◆ Direction ◆
What number of lines in the material contain the word "فخوز"? Give that number alone.

◆ Data listing ◆

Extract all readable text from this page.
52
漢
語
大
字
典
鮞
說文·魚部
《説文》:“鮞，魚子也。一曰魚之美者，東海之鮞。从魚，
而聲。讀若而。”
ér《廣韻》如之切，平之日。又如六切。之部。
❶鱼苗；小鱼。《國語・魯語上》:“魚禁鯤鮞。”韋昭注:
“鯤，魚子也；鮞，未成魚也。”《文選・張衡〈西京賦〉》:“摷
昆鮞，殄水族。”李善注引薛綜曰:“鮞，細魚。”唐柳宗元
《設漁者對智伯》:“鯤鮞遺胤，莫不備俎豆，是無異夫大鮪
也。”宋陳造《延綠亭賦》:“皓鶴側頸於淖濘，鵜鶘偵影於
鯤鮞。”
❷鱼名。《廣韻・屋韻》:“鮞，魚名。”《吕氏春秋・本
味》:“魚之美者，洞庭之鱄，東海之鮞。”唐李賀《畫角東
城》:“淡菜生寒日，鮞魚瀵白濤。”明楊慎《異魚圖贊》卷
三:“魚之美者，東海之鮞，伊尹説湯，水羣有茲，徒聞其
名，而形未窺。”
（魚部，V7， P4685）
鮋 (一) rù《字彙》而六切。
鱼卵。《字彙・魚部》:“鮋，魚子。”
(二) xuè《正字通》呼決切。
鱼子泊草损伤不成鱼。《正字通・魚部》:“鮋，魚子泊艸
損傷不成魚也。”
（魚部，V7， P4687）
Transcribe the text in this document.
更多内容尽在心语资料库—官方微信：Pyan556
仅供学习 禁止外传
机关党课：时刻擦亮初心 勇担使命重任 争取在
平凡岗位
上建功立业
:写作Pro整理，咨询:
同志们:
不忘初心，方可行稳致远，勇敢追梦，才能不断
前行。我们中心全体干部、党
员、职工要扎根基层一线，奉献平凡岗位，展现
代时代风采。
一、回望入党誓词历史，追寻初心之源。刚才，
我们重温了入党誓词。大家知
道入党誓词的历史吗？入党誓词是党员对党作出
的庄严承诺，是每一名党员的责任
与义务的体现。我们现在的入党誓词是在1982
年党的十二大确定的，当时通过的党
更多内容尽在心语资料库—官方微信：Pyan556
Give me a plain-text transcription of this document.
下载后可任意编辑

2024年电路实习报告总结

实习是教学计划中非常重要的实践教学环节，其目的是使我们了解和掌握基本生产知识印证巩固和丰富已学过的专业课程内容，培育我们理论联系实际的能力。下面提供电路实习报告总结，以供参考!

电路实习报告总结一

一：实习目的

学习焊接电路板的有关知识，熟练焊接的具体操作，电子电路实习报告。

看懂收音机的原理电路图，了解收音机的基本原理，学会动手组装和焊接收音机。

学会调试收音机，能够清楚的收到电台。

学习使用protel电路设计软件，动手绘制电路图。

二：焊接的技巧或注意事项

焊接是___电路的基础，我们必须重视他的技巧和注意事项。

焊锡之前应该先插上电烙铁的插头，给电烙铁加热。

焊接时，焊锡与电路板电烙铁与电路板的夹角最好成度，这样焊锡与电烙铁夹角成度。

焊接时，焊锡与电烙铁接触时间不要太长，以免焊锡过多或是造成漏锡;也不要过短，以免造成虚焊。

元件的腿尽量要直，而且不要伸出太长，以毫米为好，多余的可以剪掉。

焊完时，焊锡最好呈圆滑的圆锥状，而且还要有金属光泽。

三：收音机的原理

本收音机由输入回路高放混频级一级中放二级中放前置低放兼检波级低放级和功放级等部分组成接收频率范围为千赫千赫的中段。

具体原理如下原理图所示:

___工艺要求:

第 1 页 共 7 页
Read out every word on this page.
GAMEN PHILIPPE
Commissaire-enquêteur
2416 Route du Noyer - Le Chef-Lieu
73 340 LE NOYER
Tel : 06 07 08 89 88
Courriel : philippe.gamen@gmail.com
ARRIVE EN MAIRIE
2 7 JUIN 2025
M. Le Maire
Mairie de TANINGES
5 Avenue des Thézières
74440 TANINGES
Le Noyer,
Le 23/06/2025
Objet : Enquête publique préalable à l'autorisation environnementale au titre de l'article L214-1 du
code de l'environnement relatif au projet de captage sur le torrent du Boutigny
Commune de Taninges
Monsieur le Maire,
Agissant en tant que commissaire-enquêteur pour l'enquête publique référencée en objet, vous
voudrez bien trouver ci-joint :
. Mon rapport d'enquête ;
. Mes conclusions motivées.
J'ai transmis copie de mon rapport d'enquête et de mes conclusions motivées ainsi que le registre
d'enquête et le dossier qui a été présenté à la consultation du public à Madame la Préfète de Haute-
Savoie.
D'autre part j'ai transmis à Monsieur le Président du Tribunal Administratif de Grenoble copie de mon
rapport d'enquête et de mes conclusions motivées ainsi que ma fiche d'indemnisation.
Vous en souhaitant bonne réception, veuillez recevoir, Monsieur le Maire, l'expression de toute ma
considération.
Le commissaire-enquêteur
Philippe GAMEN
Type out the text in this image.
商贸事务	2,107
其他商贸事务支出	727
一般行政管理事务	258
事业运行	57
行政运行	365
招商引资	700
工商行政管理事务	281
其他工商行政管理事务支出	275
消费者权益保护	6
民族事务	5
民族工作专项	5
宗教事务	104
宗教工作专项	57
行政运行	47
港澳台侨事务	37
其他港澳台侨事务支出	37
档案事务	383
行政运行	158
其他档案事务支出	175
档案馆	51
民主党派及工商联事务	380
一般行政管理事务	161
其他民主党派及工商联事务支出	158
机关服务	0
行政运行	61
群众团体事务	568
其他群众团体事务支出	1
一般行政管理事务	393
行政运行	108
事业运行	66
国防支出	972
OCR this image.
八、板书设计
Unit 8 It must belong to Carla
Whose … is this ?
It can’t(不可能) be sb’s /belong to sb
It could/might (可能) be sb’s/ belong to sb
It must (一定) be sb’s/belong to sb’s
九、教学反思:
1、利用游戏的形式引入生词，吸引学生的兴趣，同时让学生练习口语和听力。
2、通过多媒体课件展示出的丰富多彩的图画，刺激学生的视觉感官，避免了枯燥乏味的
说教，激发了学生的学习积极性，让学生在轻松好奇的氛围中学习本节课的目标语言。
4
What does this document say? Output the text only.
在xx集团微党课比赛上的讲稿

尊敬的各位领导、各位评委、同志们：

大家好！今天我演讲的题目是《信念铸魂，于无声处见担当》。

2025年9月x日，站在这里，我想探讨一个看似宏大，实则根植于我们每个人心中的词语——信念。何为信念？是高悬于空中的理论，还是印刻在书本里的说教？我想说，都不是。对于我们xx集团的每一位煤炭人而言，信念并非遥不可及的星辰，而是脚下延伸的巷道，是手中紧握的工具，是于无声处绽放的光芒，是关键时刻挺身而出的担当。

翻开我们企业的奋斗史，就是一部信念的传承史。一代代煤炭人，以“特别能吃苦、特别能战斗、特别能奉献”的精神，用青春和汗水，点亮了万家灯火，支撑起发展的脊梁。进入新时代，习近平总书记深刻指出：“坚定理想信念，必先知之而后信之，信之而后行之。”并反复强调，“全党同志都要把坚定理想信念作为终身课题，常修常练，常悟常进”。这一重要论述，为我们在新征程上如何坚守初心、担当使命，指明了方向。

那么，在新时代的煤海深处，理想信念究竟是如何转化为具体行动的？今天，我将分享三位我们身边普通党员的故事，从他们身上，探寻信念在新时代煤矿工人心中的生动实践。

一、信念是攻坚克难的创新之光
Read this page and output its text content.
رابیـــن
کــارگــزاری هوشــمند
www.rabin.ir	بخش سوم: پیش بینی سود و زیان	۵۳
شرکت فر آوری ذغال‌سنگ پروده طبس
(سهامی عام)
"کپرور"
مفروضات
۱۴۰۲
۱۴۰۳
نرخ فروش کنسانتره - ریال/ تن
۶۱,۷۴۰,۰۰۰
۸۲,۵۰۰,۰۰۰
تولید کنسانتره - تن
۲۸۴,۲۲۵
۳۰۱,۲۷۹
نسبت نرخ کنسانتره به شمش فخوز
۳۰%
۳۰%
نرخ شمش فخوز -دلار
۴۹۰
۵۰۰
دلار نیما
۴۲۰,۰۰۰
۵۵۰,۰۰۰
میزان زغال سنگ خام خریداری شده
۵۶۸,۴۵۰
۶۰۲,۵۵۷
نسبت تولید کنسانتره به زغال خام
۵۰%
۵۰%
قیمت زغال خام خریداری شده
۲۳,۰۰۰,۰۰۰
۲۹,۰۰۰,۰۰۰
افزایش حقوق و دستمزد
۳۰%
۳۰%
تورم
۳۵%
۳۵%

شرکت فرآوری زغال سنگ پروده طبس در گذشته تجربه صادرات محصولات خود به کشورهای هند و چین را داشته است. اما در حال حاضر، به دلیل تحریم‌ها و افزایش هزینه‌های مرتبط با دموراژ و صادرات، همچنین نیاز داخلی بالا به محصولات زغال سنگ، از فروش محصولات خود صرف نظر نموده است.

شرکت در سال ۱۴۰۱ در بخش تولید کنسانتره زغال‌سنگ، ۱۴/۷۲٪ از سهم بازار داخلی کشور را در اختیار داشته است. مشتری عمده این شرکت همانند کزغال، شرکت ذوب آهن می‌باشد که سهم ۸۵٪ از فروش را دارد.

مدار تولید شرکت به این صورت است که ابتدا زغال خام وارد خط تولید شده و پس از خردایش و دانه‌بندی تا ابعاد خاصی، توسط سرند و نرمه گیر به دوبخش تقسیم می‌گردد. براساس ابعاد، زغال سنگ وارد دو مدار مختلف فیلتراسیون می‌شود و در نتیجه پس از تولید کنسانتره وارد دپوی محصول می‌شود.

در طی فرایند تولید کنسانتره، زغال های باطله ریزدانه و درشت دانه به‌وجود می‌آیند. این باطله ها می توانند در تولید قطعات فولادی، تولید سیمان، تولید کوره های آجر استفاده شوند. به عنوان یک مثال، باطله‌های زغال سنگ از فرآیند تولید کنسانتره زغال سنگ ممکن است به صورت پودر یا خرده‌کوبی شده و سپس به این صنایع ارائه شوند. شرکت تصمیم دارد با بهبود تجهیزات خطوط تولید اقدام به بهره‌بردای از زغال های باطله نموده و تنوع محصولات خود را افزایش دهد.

◆ Reply ◆
2